● WHAT THE TASK REQUIRES:
Reproduce the listing below in full, changing every occurrence of "list-item" to "list-entry" and leaving all else the same.

☆ ☆ ☆ ☆

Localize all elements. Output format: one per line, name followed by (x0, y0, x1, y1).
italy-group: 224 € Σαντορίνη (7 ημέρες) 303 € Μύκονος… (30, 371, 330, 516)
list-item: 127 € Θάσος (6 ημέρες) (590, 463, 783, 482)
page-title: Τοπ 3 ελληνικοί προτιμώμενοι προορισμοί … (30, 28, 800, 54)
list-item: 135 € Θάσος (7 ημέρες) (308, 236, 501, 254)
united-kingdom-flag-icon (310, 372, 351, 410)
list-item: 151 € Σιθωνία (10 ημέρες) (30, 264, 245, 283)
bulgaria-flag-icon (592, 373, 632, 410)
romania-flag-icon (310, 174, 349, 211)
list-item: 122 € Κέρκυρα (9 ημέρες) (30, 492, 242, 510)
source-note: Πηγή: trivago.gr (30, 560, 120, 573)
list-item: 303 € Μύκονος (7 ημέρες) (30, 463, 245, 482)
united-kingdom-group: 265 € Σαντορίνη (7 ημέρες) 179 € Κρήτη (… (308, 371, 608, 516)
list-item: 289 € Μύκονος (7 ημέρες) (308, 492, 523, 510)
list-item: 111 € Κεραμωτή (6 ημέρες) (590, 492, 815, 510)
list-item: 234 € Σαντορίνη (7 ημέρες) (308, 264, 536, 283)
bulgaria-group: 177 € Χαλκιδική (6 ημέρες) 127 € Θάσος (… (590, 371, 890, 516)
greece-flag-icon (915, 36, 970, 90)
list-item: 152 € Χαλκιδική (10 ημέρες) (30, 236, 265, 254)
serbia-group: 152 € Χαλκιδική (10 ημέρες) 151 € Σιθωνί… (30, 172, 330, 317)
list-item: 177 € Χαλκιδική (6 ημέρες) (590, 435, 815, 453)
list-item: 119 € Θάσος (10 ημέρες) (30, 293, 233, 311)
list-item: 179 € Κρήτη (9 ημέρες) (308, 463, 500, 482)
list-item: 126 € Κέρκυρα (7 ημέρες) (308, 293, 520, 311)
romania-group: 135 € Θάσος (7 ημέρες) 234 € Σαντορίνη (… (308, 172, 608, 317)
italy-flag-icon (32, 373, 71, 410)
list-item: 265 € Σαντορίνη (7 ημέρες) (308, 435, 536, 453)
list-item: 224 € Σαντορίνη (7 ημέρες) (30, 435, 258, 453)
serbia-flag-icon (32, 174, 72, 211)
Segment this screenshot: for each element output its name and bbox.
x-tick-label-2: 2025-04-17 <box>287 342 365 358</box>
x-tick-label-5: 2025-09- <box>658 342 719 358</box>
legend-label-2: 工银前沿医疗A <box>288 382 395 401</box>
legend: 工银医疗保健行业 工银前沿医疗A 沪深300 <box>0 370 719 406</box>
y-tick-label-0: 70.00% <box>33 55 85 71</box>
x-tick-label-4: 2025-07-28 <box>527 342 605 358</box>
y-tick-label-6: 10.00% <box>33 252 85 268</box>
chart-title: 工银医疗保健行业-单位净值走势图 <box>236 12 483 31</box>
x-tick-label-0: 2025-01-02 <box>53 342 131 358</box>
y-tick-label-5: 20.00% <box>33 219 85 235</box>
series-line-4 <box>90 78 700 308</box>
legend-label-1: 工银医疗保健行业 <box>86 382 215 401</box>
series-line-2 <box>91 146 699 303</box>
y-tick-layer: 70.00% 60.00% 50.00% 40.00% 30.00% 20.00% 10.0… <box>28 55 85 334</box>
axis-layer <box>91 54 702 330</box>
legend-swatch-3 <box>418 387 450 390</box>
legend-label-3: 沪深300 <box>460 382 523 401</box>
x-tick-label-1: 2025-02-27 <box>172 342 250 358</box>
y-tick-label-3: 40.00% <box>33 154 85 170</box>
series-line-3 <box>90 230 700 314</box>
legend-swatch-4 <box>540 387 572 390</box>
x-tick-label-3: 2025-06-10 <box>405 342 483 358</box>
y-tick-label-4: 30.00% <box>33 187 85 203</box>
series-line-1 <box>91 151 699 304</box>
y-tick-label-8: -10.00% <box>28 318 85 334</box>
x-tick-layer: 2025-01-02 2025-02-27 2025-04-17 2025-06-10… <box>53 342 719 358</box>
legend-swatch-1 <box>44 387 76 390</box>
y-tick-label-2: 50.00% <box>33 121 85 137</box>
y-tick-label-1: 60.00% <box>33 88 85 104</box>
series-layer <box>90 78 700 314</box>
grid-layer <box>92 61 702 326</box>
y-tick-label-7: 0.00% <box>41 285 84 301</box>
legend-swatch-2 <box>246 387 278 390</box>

☆ ☆ ☆ ☆

● RESPONSE TO THIS TASK:
Localize all elements. Output format: one per line, name followed by (x0, y0, x1, y1).
italy-group: 224 € Σαντορίνη (7 ημέρες) 303 € Μύκονος… (30, 371, 330, 516)
list-entry: 127 € Θάσος (6 ημέρες) (590, 463, 783, 482)
page-title: Τοπ 3 ελληνικοί προτιμώμενοι προορισμοί … (30, 28, 800, 54)
list-entry: 135 € Θάσος (7 ημέρες) (308, 236, 501, 254)
united-kingdom-flag-icon (310, 372, 351, 410)
list-entry: 151 € Σιθωνία (10 ημέρες) (30, 264, 245, 283)
bulgaria-flag-icon (592, 373, 632, 410)
romania-flag-icon (310, 174, 349, 211)
list-entry: 122 € Κέρκυρα (9 ημέρες) (30, 492, 242, 510)
source-note: Πηγή: trivago.gr (30, 560, 120, 573)
list-entry: 303 € Μύκονος (7 ημέρες) (30, 463, 245, 482)
united-kingdom-group: 265 € Σαντορίνη (7 ημέρες) 179 € Κρήτη (… (308, 371, 608, 516)
list-entry: 289 € Μύκονος (7 ημέρες) (308, 492, 523, 510)
list-entry: 111 € Κεραμωτή (6 ημέρες) (590, 492, 815, 510)
list-entry: 234 € Σαντορίνη (7 ημέρες) (308, 264, 536, 283)
bulgaria-group: 177 € Χαλκιδική (6 ημέρες) 127 € Θάσος (… (590, 371, 890, 516)
greece-flag-icon (915, 36, 970, 90)
list-entry: 152 € Χαλκιδική (10 ημέρες) (30, 236, 265, 254)
serbia-group: 152 € Χαλκιδική (10 ημέρες) 151 € Σιθωνί… (30, 172, 330, 317)
list-entry: 177 € Χαλκιδική (6 ημέρες) (590, 435, 815, 453)
list-entry: 119 € Θάσος (10 ημέρες) (30, 293, 233, 311)
list-entry: 179 € Κρήτη (9 ημέρες) (308, 463, 500, 482)
list-entry: 126 € Κέρκυρα (7 ημέρες) (308, 293, 520, 311)
romania-group: 135 € Θάσος (7 ημέρες) 234 € Σαντορίνη (… (308, 172, 608, 317)
italy-flag-icon (32, 373, 71, 410)
list-entry: 265 € Σαντορίνη (7 ημέρες) (308, 435, 536, 453)
list-entry: 224 € Σαντορίνη (7 ημέρες) (30, 435, 258, 453)
serbia-flag-icon (32, 174, 72, 211)
Segment this screenshot: for each element output its name and bbox.
x-tick-label-2: 2025-04-17 <box>287 342 365 358</box>
x-tick-label-5: 2025-09- <box>658 342 719 358</box>
legend-label-2: 工银前沿医疗A <box>288 382 395 401</box>
legend: 工银医疗保健行业 工银前沿医疗A 沪深300 <box>0 370 719 406</box>
y-tick-label-0: 70.00% <box>33 55 85 71</box>
x-tick-label-4: 2025-07-28 <box>527 342 605 358</box>
y-tick-label-6: 10.00% <box>33 252 85 268</box>
chart-title: 工银医疗保健行业-单位净值走势图 <box>236 12 483 31</box>
x-tick-label-0: 2025-01-02 <box>53 342 131 358</box>
y-tick-label-5: 20.00% <box>33 219 85 235</box>
series-line-4 <box>90 78 700 308</box>
legend-label-1: 工银医疗保健行业 <box>86 382 215 401</box>
series-line-2 <box>91 146 699 303</box>
y-tick-layer: 70.00% 60.00% 50.00% 40.00% 30.00% 20.00% 10.0… <box>28 55 85 334</box>
axis-layer <box>91 54 702 330</box>
legend-swatch-3 <box>418 387 450 390</box>
legend-label-3: 沪深300 <box>460 382 523 401</box>
x-tick-label-1: 2025-02-27 <box>172 342 250 358</box>
y-tick-label-3: 40.00% <box>33 154 85 170</box>
series-line-3 <box>90 230 700 314</box>
legend-swatch-4 <box>540 387 572 390</box>
x-tick-label-3: 2025-06-10 <box>405 342 483 358</box>
y-tick-label-4: 30.00% <box>33 187 85 203</box>
series-line-1 <box>91 151 699 304</box>
y-tick-label-8: -10.00% <box>28 318 85 334</box>
x-tick-layer: 2025-01-02 2025-02-27 2025-04-17 2025-06-10… <box>53 342 719 358</box>
legend-swatch-1 <box>44 387 76 390</box>
y-tick-label-2: 50.00% <box>33 121 85 137</box>
y-tick-label-1: 60.00% <box>33 88 85 104</box>
series-layer <box>90 78 700 314</box>
grid-layer <box>92 61 702 326</box>
y-tick-label-7: 0.00% <box>41 285 84 301</box>
legend-swatch-2 <box>246 387 278 390</box>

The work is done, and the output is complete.